TASK BRIEF: Copy exactly the lines from the one containing "Parse this screenshot: output" through the last line of the records, both included, and nothing more.

INPUT FOR THIS TASK:
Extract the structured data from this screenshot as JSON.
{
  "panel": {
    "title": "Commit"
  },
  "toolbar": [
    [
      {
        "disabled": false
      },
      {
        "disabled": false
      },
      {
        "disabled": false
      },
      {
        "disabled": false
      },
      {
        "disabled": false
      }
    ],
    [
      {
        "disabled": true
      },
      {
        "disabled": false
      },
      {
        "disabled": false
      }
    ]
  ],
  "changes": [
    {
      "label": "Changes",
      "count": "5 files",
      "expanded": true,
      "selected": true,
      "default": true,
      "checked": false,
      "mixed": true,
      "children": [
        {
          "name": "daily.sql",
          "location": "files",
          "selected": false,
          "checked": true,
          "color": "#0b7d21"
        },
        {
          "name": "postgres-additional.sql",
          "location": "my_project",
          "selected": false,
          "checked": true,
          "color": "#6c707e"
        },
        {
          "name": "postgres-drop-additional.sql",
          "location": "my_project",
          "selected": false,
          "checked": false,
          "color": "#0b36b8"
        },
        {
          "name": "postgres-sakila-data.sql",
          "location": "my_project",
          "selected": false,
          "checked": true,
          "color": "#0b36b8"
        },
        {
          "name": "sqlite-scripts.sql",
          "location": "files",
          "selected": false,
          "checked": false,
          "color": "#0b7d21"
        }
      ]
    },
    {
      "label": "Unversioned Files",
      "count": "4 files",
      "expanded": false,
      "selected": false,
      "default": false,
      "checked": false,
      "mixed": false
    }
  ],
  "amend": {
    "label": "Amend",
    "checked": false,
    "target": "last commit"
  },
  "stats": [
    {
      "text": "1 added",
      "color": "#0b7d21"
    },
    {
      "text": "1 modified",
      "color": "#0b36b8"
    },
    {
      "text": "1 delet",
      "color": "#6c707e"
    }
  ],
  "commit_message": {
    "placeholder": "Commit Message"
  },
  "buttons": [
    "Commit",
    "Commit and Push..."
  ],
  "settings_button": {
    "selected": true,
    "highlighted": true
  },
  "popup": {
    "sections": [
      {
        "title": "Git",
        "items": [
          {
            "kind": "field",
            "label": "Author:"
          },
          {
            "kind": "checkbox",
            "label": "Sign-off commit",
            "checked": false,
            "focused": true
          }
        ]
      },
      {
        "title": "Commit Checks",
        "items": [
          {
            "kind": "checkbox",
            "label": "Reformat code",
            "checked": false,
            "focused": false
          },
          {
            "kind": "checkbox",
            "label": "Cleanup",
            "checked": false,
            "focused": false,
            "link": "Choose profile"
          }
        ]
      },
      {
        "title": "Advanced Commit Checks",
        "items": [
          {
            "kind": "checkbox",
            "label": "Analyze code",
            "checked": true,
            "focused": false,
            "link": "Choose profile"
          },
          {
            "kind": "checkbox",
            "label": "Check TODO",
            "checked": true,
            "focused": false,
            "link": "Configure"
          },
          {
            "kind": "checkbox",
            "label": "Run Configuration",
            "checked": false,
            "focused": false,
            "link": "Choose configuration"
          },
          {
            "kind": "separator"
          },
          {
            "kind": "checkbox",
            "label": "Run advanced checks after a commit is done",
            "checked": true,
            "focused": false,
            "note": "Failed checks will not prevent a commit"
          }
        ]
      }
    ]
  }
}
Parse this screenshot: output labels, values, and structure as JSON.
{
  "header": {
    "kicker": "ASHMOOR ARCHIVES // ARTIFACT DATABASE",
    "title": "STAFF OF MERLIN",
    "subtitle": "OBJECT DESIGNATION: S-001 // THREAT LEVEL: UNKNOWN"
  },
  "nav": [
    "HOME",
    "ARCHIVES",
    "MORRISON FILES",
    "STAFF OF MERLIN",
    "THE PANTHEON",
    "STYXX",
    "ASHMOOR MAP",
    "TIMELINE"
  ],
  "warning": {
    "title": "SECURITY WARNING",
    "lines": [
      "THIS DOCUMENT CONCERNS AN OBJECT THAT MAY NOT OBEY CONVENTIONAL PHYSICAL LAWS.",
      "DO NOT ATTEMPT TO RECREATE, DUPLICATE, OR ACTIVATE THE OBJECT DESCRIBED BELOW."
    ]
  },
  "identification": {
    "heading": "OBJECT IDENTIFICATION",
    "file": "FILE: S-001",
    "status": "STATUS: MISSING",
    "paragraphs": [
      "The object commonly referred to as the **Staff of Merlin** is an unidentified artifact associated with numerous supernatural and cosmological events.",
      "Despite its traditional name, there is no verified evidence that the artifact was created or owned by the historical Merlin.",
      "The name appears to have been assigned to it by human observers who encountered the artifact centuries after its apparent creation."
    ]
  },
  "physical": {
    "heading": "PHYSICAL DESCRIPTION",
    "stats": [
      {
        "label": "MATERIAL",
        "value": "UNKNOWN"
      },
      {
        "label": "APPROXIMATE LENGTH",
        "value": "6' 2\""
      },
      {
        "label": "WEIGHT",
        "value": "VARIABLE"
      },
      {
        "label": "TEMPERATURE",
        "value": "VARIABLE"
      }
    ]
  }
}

FULL ANSWER:
Parse this screenshot: output labels, values, and structure as JSON.
{
  "header": {
    "kicker": "ASHMOOR ARCHIVES // ARTIFACT DATABASE",
    "title": "STAFF OF MERLIN",
    "subtitle": "OBJECT DESIGNATION: S-001 // THREAT LEVEL: UNKNOWN"
  },
  "nav": [
    "HOME",
    "ARCHIVES",
    "MORRISON FILES",
    "STAFF OF MERLIN",
    "THE PANTHEON",
    "STYXX",
    "ASHMOOR MAP",
    "TIMELINE"
  ],
  "warning": {
    "title": "SECURITY WARNING",
    "lines": [
      "THIS DOCUMENT CONCERNS AN OBJECT THAT MAY NOT OBEY CONVENTIONAL PHYSICAL LAWS.",
      "DO NOT ATTEMPT TO RECREATE, DUPLICATE, OR ACTIVATE THE OBJECT DESCRIBED BELOW."
    ]
  },
  "identification": {
    "heading": "OBJECT IDENTIFICATION",
    "file": "FILE: S-001",
    "status": "STATUS: MISSING",
    "paragraphs": [
      "The object commonly referred to as the **Staff of Merlin** is an unidentified artifact associated with numerous supernatural and cosmological events.",
      "Despite its traditional name, there is no verified evidence that the artifact was created or owned by the historical Merlin.",
      "The name appears to have been assigned to it by human observers who encountered the artifact centuries after its apparent creation."
    ]
  },
  "physical": {
    "heading": "PHYSICAL DESCRIPTION",
    "stats": [
      {
        "label": "MATERIAL",
        "value": "UNKNOWN"
      },
      {
        "label": "APPROXIMATE LENGTH",
        "value": "6' 2\""
      },
      {
        "label": "WEIGHT",
        "value": "VARIABLE"
      },
      {
        "label": "TEMPERATURE",
        "value": "VARIABLE"
      }
    ]
  }
}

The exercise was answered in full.